__Records to process__.
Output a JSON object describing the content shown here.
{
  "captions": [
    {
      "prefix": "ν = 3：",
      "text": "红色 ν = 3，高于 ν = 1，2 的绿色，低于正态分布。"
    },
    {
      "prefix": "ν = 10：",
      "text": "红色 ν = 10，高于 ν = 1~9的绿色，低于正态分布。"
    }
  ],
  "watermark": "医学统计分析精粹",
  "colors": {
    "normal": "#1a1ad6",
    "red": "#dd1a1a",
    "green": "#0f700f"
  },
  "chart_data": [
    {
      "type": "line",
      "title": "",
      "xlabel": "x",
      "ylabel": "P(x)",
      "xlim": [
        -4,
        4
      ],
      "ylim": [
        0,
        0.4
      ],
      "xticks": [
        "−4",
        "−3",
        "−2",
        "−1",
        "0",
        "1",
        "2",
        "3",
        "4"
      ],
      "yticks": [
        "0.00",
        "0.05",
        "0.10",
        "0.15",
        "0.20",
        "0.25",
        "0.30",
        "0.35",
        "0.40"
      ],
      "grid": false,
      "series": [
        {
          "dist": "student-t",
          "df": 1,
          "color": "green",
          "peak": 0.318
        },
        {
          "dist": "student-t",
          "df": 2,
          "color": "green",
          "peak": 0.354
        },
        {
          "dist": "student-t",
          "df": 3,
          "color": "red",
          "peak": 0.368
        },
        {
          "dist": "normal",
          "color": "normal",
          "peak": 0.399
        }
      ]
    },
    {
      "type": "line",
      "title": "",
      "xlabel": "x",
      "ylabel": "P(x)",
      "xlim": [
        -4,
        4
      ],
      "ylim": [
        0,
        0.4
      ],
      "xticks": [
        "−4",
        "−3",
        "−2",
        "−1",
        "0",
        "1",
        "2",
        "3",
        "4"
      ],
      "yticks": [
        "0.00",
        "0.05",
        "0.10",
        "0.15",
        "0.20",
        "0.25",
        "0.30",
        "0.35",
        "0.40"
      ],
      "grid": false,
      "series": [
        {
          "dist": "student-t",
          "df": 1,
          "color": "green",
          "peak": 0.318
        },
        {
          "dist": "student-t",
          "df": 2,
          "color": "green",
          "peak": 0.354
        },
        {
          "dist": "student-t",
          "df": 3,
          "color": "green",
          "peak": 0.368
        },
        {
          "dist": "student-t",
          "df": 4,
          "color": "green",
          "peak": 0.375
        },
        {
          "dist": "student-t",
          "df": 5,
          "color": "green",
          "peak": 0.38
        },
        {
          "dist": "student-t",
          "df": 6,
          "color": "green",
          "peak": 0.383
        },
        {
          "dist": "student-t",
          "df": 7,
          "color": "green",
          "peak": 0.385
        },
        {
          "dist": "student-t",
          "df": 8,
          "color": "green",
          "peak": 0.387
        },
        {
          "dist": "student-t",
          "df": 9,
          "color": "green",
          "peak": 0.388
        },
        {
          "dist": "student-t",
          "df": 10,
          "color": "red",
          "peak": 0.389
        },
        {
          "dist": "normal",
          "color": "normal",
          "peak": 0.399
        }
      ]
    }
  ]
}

__Directive__. Quote the listing in full, please, keeping every line exact.

__The completed task__.
Output a JSON object describing the content shown here.
{
  "captions": [
    {
      "prefix": "ν = 3：",
      "text": "红色 ν = 3，高于 ν = 1，2 的绿色，低于正态分布。"
    },
    {
      "prefix": "ν = 10：",
      "text": "红色 ν = 10，高于 ν = 1~9的绿色，低于正态分布。"
    }
  ],
  "watermark": "医学统计分析精粹",
  "colors": {
    "normal": "#1a1ad6",
    "red": "#dd1a1a",
    "green": "#0f700f"
  },
  "chart_data": [
    {
      "type": "line",
      "title": "",
      "xlabel": "x",
      "ylabel": "P(x)",
      "xlim": [
        -4,
        4
      ],
      "ylim": [
        0,
        0.4
      ],
      "xticks": [
        "−4",
        "−3",
        "−2",
        "−1",
        "0",
        "1",
        "2",
        "3",
        "4"
      ],
      "yticks": [
        "0.00",
        "0.05",
        "0.10",
        "0.15",
        "0.20",
        "0.25",
        "0.30",
        "0.35",
        "0.40"
      ],
      "grid": false,
      "series": [
        {
          "dist": "student-t",
          "df": 1,
          "color": "green",
          "peak": 0.318
        },
        {
          "dist": "student-t",
          "df": 2,
          "color": "green",
          "peak": 0.354
        },
        {
          "dist": "student-t",
          "df": 3,
          "color": "red",
          "peak": 0.368
        },
        {
          "dist": "normal",
          "color": "normal",
          "peak": 0.399
        }
      ]
    },
    {
      "type": "line",
      "title": "",
      "xlabel": "x",
      "ylabel": "P(x)",
      "xlim": [
        -4,
        4
      ],
      "ylim": [
        0,
        0.4
      ],
      "xticks": [
        "−4",
        "−3",
        "−2",
        "−1",
        "0",
        "1",
        "2",
        "3",
        "4"
      ],
      "yticks": [
        "0.00",
        "0.05",
        "0.10",
        "0.15",
        "0.20",
        "0.25",
        "0.30",
        "0.35",
        "0.40"
      ],
      "grid": false,
      "series": [
        {
          "dist": "student-t",
          "df": 1,
          "color": "green",
          "peak": 0.318
        },
        {
          "dist": "student-t",
          "df": 2,
          "color": "green",
          "peak": 0.354
        },
        {
          "dist": "student-t",
          "df": 3,
          "color": "green",
          "peak": 0.368
        },
        {
          "dist": "student-t",
          "df": 4,
          "color": "green",
          "peak": 0.375
        },
        {
          "dist": "student-t",
          "df": 5,
          "color": "green",
          "peak": 0.38
        },
        {
          "dist": "student-t",
          "df": 6,
          "color": "green",
          "peak": 0.383
        },
        {
          "dist": "student-t",
          "df": 7,
          "color": "green",
          "peak": 0.385
        },
        {
          "dist": "student-t",
          "df": 8,
          "color": "green",
          "peak": 0.387
        },
        {
          "dist": "student-t",
          "df": 9,
          "color": "green",
          "peak": 0.388
        },
        {
          "dist": "student-t",
          "df": 10,
          "color": "red",
          "peak": 0.389
        },
        {
          "dist": "normal",
          "color": "normal",
          "peak": 0.399
        }
      ]
    }
  ]
}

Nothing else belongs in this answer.